#### DIRECTIONS
Some lines in the records below may hold the word "years"; give the number of those lines and nothing else.
►
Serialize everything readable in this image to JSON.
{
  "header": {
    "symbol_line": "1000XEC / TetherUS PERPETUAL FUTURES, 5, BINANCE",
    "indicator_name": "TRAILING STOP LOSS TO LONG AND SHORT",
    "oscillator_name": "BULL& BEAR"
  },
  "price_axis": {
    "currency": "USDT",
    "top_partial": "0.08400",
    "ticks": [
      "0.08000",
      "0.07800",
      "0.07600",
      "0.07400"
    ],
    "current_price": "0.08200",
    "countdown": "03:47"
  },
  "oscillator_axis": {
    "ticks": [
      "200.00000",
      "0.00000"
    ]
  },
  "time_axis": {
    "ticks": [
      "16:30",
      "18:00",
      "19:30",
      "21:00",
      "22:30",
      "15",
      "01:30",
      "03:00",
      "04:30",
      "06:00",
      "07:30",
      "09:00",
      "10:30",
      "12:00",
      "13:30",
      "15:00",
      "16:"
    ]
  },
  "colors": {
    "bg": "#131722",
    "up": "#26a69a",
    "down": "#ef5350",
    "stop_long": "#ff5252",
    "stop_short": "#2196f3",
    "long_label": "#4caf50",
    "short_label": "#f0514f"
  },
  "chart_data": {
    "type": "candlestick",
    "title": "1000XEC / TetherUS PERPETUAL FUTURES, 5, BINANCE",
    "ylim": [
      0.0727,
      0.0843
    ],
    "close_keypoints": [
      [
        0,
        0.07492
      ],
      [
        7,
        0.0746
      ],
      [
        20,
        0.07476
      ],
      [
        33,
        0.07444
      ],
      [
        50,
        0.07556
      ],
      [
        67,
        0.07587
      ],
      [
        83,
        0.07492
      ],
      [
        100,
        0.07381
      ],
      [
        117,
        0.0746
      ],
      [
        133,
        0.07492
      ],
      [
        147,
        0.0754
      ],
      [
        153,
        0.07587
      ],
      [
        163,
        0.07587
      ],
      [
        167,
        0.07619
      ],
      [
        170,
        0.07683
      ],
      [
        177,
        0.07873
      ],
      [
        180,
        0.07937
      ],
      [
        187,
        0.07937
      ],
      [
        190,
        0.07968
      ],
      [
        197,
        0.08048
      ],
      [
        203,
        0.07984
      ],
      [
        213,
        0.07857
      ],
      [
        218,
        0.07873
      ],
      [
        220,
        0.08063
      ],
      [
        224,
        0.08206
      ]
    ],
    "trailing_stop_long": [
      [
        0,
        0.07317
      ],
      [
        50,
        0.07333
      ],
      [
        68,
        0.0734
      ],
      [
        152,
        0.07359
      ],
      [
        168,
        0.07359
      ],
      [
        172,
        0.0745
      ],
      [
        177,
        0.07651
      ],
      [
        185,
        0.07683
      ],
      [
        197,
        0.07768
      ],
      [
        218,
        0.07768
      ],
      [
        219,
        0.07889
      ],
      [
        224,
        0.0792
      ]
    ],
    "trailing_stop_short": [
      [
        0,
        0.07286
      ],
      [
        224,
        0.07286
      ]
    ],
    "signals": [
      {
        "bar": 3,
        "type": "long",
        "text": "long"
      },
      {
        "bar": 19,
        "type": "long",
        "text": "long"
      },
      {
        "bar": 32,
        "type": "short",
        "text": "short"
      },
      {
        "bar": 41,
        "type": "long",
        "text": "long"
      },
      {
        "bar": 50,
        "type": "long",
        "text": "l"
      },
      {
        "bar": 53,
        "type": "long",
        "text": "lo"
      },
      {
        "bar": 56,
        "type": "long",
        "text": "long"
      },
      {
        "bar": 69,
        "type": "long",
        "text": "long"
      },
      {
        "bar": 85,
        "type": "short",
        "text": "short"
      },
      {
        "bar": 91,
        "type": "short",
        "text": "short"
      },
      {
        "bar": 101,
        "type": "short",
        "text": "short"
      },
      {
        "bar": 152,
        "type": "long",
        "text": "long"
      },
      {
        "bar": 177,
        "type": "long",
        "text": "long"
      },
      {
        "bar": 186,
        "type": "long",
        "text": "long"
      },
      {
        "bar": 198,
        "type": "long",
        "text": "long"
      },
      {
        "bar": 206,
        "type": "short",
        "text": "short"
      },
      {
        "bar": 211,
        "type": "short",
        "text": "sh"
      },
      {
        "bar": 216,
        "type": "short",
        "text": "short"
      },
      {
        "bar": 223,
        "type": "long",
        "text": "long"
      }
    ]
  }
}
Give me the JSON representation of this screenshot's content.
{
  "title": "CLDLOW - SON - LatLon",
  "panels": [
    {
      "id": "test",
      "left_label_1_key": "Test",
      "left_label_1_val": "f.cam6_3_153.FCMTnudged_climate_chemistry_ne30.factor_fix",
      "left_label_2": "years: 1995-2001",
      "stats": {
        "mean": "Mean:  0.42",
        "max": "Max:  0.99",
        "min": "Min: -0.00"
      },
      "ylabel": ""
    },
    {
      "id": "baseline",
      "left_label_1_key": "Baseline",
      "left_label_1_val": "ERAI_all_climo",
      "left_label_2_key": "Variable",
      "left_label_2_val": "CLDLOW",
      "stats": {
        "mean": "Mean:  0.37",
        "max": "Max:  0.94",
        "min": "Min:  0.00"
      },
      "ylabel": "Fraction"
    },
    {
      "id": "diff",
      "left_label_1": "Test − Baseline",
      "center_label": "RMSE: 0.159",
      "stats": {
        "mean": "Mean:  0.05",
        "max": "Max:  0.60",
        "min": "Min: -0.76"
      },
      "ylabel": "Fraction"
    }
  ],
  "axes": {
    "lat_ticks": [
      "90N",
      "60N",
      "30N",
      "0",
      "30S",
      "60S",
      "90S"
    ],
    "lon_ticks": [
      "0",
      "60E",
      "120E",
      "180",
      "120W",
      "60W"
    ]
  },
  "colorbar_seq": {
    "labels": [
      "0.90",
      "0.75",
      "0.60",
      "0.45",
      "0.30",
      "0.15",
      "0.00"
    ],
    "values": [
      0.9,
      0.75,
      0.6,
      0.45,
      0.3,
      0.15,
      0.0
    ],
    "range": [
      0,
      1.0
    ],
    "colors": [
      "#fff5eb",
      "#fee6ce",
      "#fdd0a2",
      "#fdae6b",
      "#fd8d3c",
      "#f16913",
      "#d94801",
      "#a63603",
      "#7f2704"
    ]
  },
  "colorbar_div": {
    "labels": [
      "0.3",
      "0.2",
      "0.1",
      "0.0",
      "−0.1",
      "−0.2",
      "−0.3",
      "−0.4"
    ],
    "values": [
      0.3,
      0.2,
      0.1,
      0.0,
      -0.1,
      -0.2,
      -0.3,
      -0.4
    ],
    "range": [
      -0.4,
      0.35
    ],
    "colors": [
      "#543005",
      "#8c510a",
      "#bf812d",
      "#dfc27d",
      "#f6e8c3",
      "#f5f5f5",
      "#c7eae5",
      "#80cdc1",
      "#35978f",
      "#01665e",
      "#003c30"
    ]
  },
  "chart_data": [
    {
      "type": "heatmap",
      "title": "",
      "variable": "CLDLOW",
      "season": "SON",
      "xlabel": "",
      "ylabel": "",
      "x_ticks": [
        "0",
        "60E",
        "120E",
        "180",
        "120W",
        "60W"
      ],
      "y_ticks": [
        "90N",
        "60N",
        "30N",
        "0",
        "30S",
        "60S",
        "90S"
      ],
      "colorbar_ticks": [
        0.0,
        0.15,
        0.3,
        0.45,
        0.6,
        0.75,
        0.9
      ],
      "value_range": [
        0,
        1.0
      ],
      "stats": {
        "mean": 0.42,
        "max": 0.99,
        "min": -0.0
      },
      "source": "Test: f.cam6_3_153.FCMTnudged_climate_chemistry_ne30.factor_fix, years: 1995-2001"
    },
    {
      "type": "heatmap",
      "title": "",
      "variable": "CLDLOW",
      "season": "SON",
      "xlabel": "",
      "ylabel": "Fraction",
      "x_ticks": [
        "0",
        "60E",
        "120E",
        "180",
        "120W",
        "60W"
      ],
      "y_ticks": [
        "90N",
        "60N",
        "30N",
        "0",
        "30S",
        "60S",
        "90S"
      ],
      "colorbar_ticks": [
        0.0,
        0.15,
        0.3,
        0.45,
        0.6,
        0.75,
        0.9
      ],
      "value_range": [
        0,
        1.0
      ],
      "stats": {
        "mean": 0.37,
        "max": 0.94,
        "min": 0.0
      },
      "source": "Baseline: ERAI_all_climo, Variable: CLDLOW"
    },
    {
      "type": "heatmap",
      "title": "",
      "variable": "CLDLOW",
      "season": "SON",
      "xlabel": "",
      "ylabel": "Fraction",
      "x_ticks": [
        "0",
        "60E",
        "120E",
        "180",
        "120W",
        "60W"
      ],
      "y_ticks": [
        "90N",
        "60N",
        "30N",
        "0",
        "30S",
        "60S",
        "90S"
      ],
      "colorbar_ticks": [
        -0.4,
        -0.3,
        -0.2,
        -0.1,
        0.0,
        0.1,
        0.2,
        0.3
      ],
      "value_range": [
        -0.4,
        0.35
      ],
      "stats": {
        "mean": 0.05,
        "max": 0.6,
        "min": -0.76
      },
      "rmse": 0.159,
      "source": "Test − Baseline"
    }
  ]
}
◄
#### SOLUTION FOR THIS PROBLEM
2